STORED DATA –

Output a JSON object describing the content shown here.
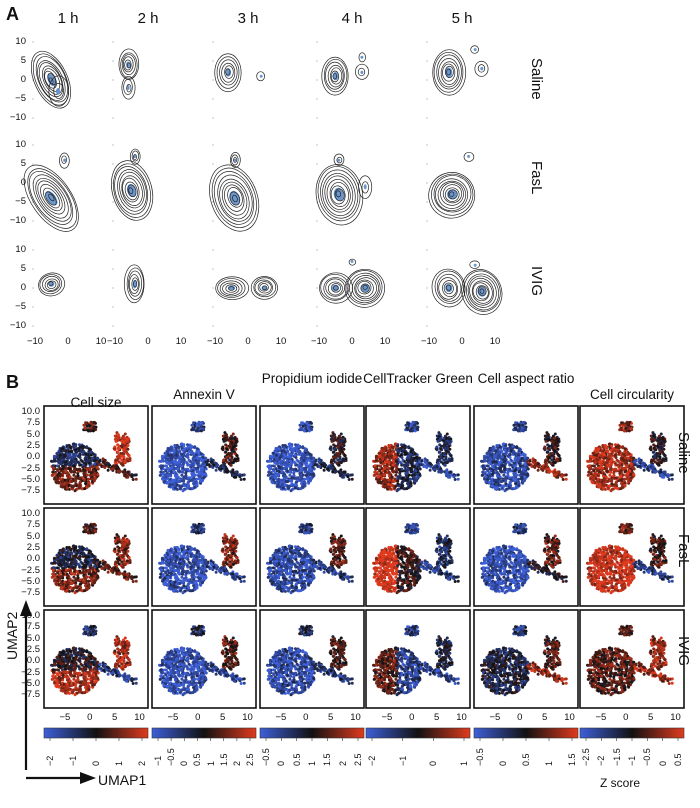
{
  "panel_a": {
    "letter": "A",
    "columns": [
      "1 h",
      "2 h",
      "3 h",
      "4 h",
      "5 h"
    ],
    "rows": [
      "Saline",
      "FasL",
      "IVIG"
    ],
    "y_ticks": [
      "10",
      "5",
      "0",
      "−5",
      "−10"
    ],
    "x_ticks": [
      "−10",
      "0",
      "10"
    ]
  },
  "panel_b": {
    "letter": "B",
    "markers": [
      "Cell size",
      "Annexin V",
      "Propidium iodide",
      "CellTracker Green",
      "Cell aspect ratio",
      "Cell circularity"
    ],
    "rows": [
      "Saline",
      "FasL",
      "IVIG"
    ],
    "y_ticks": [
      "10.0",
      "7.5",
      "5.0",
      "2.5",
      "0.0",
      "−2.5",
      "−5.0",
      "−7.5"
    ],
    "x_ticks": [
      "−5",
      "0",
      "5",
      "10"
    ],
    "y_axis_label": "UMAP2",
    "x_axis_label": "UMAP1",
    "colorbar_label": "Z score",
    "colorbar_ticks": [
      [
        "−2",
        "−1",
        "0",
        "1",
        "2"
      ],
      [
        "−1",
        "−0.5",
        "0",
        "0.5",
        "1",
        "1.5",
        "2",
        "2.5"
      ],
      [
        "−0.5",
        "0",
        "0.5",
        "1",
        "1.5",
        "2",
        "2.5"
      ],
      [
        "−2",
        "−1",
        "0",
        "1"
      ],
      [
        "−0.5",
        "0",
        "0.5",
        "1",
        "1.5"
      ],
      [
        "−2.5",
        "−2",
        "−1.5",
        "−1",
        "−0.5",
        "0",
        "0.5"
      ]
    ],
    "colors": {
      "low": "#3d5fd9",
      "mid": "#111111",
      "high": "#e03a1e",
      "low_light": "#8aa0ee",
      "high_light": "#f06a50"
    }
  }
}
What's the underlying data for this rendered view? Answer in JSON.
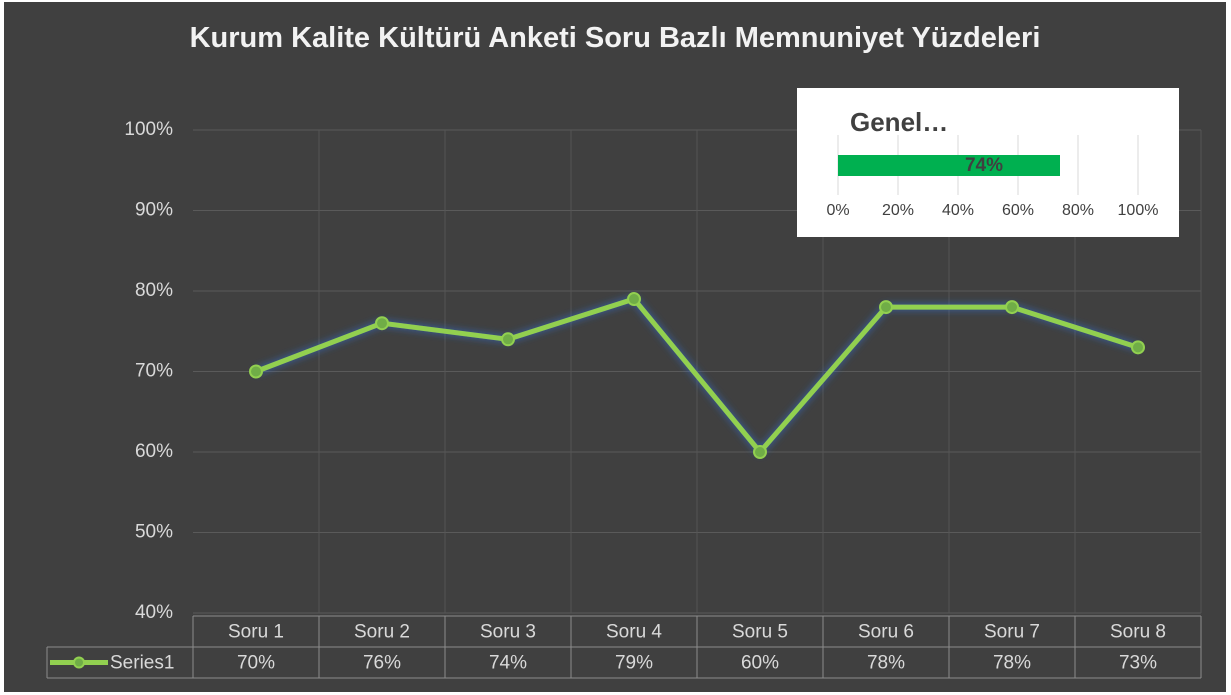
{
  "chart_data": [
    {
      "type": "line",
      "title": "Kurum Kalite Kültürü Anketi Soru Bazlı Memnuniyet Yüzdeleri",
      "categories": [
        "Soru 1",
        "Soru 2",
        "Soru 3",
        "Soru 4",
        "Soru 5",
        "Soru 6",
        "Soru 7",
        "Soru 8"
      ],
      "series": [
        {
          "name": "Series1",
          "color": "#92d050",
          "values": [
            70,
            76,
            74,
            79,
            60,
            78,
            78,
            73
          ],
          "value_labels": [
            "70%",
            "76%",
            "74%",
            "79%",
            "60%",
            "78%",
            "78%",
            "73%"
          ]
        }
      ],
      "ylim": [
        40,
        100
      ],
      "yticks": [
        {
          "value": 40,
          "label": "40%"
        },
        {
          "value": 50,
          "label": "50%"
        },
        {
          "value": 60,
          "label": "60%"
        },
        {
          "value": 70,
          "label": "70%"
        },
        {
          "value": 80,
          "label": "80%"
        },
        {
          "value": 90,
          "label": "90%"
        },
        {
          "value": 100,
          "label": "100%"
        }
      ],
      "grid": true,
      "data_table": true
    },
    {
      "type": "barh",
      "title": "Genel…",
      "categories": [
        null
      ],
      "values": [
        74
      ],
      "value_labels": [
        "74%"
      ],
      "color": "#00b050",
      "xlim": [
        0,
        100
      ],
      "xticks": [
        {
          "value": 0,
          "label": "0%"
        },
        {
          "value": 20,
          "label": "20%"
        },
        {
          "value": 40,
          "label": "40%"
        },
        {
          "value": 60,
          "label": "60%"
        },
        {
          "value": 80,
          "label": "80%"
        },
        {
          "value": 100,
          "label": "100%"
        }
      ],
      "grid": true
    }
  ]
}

WHAT YOU SHOULD DO – Review the preceding data and report every line that includes the string "title".

EXPECTED ANSWER –
      "title": "Kurum Kalite Kültürü Anketi Soru Bazlı Memnuniyet Yüzdeleri",
      "title": "Genel…",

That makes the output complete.